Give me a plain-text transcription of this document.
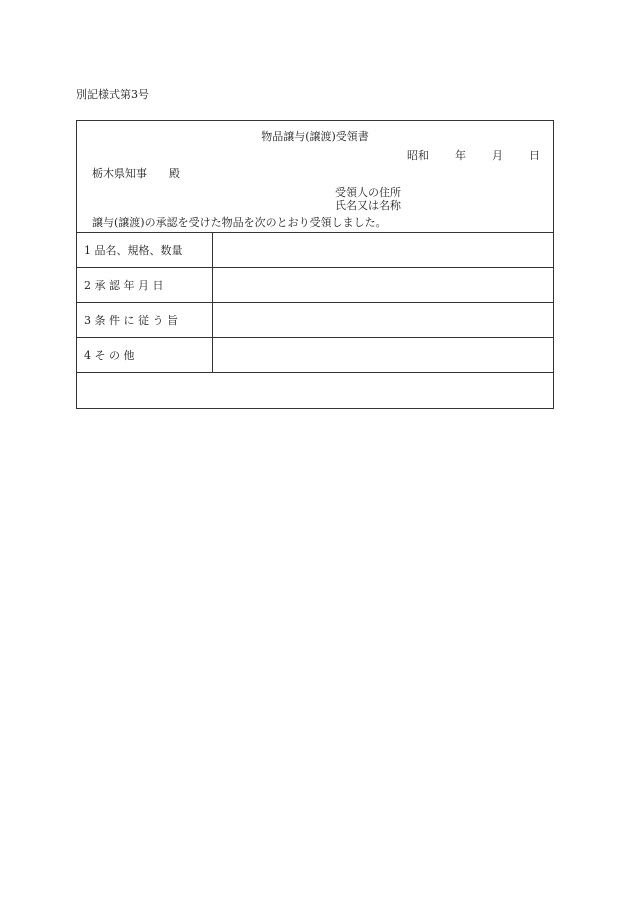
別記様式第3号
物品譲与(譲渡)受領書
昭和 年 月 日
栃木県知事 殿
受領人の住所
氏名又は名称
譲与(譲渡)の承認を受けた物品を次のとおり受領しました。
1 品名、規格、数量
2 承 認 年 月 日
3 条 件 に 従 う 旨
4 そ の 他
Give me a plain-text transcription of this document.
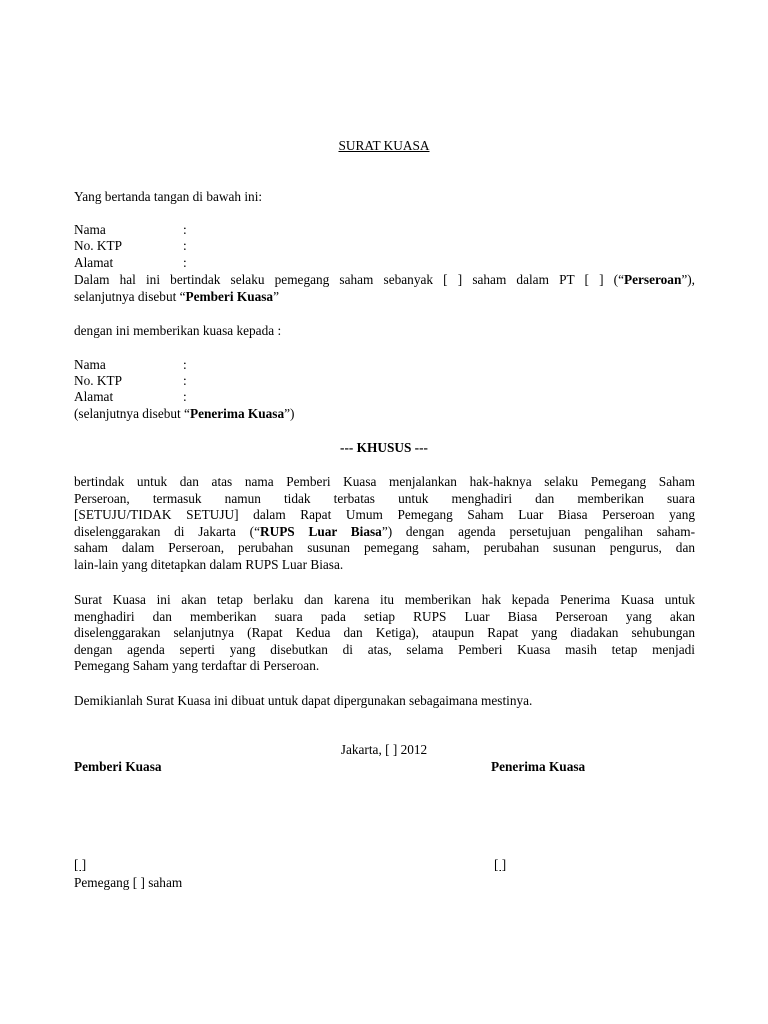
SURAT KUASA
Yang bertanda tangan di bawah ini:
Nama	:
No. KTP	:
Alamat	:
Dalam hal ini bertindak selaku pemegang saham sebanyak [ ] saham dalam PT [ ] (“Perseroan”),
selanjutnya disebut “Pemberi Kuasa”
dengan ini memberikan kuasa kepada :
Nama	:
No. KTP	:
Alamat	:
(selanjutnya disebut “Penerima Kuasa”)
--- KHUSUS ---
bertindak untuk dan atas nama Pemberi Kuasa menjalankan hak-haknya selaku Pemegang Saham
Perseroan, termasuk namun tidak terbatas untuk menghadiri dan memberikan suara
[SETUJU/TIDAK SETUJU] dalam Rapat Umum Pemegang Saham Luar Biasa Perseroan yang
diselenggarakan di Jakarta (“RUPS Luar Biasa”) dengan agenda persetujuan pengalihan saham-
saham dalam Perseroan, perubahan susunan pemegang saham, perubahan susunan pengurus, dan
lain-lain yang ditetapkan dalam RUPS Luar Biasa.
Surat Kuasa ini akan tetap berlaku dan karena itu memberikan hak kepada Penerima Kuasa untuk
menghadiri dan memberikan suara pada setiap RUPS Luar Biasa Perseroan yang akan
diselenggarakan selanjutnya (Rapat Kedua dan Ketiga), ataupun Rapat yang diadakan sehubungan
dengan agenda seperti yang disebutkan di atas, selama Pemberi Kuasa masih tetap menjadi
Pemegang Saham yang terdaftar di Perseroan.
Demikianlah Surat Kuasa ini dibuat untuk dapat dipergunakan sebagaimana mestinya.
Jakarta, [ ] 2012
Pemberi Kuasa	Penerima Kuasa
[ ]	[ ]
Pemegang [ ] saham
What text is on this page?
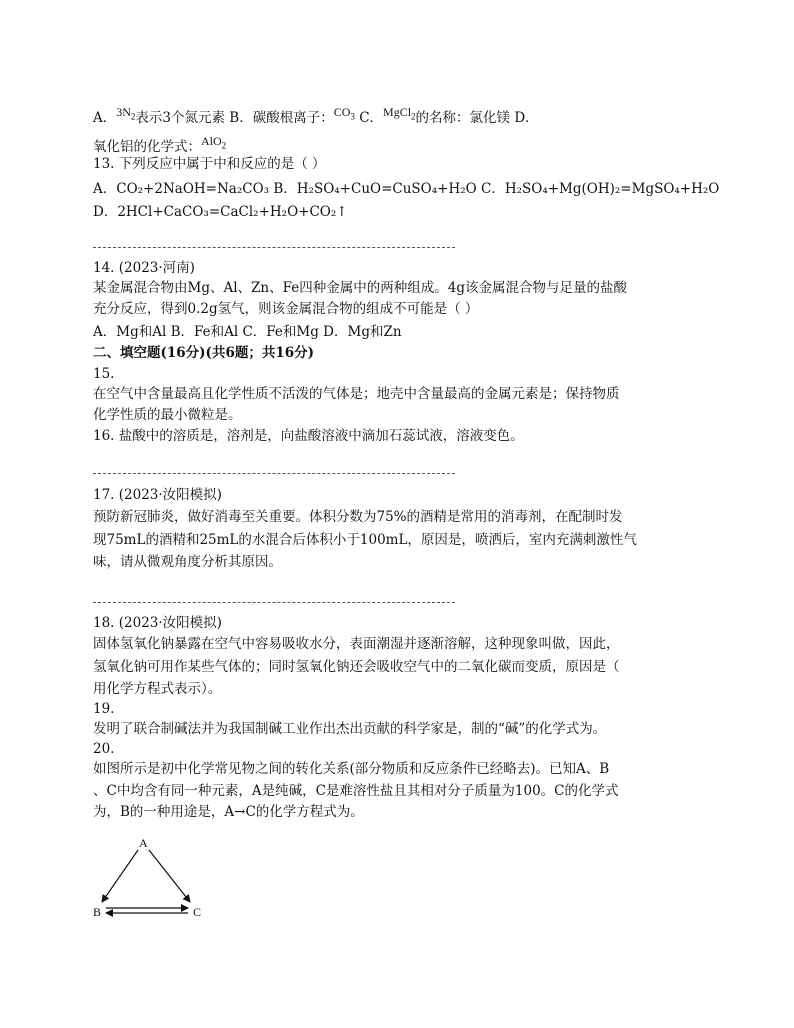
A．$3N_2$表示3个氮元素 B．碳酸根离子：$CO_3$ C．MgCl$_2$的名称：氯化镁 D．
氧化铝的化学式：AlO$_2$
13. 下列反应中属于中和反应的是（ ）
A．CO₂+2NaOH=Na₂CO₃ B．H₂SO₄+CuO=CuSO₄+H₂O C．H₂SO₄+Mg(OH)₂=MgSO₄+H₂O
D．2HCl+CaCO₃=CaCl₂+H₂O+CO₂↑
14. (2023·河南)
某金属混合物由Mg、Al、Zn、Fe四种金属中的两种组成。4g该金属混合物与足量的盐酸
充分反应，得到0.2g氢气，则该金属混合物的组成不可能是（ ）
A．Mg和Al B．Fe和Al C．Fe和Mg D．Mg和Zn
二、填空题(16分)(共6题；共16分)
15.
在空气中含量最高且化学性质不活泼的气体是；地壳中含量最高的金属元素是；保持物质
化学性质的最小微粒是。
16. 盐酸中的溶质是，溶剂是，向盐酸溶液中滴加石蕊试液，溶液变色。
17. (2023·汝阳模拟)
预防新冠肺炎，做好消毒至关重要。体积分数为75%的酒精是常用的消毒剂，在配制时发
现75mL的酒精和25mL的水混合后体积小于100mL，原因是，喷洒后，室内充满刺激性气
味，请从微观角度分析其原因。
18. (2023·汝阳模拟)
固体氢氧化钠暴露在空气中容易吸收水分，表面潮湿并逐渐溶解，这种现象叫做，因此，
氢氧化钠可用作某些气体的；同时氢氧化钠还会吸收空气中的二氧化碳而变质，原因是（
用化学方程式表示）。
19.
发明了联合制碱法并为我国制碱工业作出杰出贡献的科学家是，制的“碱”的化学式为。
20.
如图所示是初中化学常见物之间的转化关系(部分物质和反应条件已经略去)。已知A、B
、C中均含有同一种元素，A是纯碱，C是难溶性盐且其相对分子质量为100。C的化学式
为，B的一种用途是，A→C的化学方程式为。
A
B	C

▬▬▬▬▬▬

-- What this task involves --
Quote all of the entries word for word, omitting any pictures.

-- Solution to this task --
Give me a plain-text transcription of this document.
別記様式第3号
物品譲与(譲渡)受領書
昭和 年 月 日
栃木県知事 殿
受領人の住所
氏名又は名称
譲与(譲渡)の承認を受けた物品を次のとおり受領しました。
1 品名、規格、数量
2 承 認 年 月 日
3 条 件 に 従 う 旨
4 そ の 他
Give me a plain-text transcription of this document.
SURAT KUASA
Yang bertanda tangan di bawah ini:
Nama	:
No. KTP	:
Alamat	:
Dalam hal ini bertindak selaku pemegang saham sebanyak [ ] saham dalam PT [ ] (“Perseroan”),
selanjutnya disebut “Pemberi Kuasa”
dengan ini memberikan kuasa kepada :
Nama	:
No. KTP	:
Alamat	:
(selanjutnya disebut “Penerima Kuasa”)
--- KHUSUS ---
bertindak untuk dan atas nama Pemberi Kuasa menjalankan hak-haknya selaku Pemegang Saham
Perseroan, termasuk namun tidak terbatas untuk menghadiri dan memberikan suara
[SETUJU/TIDAK SETUJU] dalam Rapat Umum Pemegang Saham Luar Biasa Perseroan yang
diselenggarakan di Jakarta (“RUPS Luar Biasa”) dengan agenda persetujuan pengalihan saham-
saham dalam Perseroan, perubahan susunan pemegang saham, perubahan susunan pengurus, dan
lain-lain yang ditetapkan dalam RUPS Luar Biasa.
Surat Kuasa ini akan tetap berlaku dan karena itu memberikan hak kepada Penerima Kuasa untuk
menghadiri dan memberikan suara pada setiap RUPS Luar Biasa Perseroan yang akan
diselenggarakan selanjutnya (Rapat Kedua dan Ketiga), ataupun Rapat yang diadakan sehubungan
dengan agenda seperti yang disebutkan di atas, selama Pemberi Kuasa masih tetap menjadi
Pemegang Saham yang terdaftar di Perseroan.
Demikianlah Surat Kuasa ini dibuat untuk dapat dipergunakan sebagaimana mestinya.
Jakarta, [ ] 2012
Pemberi Kuasa	Penerima Kuasa
[ ]	[ ]
Pemegang [ ] saham
What text is on this page?
A．$3N_2$表示3个氮元素 B．碳酸根离子：$CO_3$ C．MgCl$_2$的名称：氯化镁 D．
氧化铝的化学式：AlO$_2$
13. 下列反应中属于中和反应的是（ ）
A．CO₂+2NaOH=Na₂CO₃ B．H₂SO₄+CuO=CuSO₄+H₂O C．H₂SO₄+Mg(OH)₂=MgSO₄+H₂O
D．2HCl+CaCO₃=CaCl₂+H₂O+CO₂↑
14. (2023·河南)
某金属混合物由Mg、Al、Zn、Fe四种金属中的两种组成。4g该金属混合物与足量的盐酸
充分反应，得到0.2g氢气，则该金属混合物的组成不可能是（ ）
A．Mg和Al B．Fe和Al C．Fe和Mg D．Mg和Zn
二、填空题(16分)(共6题；共16分)
15.
在空气中含量最高且化学性质不活泼的气体是；地壳中含量最高的金属元素是；保持物质
化学性质的最小微粒是。
16. 盐酸中的溶质是，溶剂是，向盐酸溶液中滴加石蕊试液，溶液变色。
17. (2023·汝阳模拟)
预防新冠肺炎，做好消毒至关重要。体积分数为75%的酒精是常用的消毒剂，在配制时发
现75mL的酒精和25mL的水混合后体积小于100mL，原因是，喷洒后，室内充满刺激性气
味，请从微观角度分析其原因。
18. (2023·汝阳模拟)
固体氢氧化钠暴露在空气中容易吸收水分，表面潮湿并逐渐溶解，这种现象叫做，因此，
氢氧化钠可用作某些气体的；同时氢氧化钠还会吸收空气中的二氧化碳而变质，原因是（
用化学方程式表示）。
19.
发明了联合制碱法并为我国制碱工业作出杰出贡献的科学家是，制的“碱”的化学式为。
20.
如图所示是初中化学常见物之间的转化关系(部分物质和反应条件已经略去)。已知A、B
、C中均含有同一种元素，A是纯碱，C是难溶性盐且其相对分子质量为100。C的化学式
为，B的一种用途是，A→C的化学方程式为。
A
B	C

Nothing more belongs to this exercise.